(Source records)
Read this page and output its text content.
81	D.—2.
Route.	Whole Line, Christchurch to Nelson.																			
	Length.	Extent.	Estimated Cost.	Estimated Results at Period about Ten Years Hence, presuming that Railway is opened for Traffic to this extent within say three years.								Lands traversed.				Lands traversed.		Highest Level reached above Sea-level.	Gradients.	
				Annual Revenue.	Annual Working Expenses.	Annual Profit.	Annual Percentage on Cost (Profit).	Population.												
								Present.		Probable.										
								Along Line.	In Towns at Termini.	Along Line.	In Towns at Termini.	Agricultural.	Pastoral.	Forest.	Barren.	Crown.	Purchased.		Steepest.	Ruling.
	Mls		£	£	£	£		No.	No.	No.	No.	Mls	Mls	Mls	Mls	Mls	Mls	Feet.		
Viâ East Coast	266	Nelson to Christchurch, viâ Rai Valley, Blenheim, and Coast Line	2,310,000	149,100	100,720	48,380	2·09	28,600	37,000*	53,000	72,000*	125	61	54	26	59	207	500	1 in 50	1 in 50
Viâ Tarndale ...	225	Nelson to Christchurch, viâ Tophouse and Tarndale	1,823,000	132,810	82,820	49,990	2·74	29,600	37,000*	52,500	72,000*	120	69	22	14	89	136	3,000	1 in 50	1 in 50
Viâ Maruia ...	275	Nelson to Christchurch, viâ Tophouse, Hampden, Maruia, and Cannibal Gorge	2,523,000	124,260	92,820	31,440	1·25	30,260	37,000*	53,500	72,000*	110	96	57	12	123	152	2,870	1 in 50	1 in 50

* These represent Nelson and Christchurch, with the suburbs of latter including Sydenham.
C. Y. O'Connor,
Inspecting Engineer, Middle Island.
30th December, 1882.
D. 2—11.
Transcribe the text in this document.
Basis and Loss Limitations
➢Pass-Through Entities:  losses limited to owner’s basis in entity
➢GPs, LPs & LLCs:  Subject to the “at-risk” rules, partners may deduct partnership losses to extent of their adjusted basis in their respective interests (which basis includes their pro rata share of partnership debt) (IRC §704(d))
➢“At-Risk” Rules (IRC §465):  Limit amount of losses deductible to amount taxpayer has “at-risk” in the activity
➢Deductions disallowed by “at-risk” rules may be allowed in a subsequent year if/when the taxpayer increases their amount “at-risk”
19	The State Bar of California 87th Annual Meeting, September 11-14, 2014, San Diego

Task statement → Copy each record from above without leaving any out.

Worked solution →
Read this page and output its text content.
81	D.—2.
Route.	Whole Line, Christchurch to Nelson.																			
	Length.	Extent.	Estimated Cost.	Estimated Results at Period about Ten Years Hence, presuming that Railway is opened for Traffic to this extent within say three years.								Lands traversed.				Lands traversed.		Highest Level reached above Sea-level.	Gradients.	
				Annual Revenue.	Annual Working Expenses.	Annual Profit.	Annual Percentage on Cost (Profit).	Population.												
								Present.		Probable.										
								Along Line.	In Towns at Termini.	Along Line.	In Towns at Termini.	Agricultural.	Pastoral.	Forest.	Barren.	Crown.	Purchased.		Steepest.	Ruling.
	Mls		£	£	£	£		No.	No.	No.	No.	Mls	Mls	Mls	Mls	Mls	Mls	Feet.		
Viâ East Coast	266	Nelson to Christchurch, viâ Rai Valley, Blenheim, and Coast Line	2,310,000	149,100	100,720	48,380	2·09	28,600	37,000*	53,000	72,000*	125	61	54	26	59	207	500	1 in 50	1 in 50
Viâ Tarndale ...	225	Nelson to Christchurch, viâ Tophouse and Tarndale	1,823,000	132,810	82,820	49,990	2·74	29,600	37,000*	52,500	72,000*	120	69	22	14	89	136	3,000	1 in 50	1 in 50
Viâ Maruia ...	275	Nelson to Christchurch, viâ Tophouse, Hampden, Maruia, and Cannibal Gorge	2,523,000	124,260	92,820	31,440	1·25	30,260	37,000*	53,500	72,000*	110	96	57	12	123	152	2,870	1 in 50	1 in 50

* These represent Nelson and Christchurch, with the suburbs of latter including Sydenham.
C. Y. O'Connor,
Inspecting Engineer, Middle Island.
30th December, 1882.
D. 2—11.
Transcribe the text in this document.
Basis and Loss Limitations
➢Pass-Through Entities:  losses limited to owner’s basis in entity
➢GPs, LPs & LLCs:  Subject to the “at-risk” rules, partners may deduct partnership losses to extent of their adjusted basis in their respective interests (which basis includes their pro rata share of partnership debt) (IRC §704(d))
➢“At-Risk” Rules (IRC §465):  Limit amount of losses deductible to amount taxpayer has “at-risk” in the activity
➢Deductions disallowed by “at-risk” rules may be allowed in a subsequent year if/when the taxpayer increases their amount “at-risk”
19	The State Bar of California 87th Annual Meeting, September 11-14, 2014, San Diego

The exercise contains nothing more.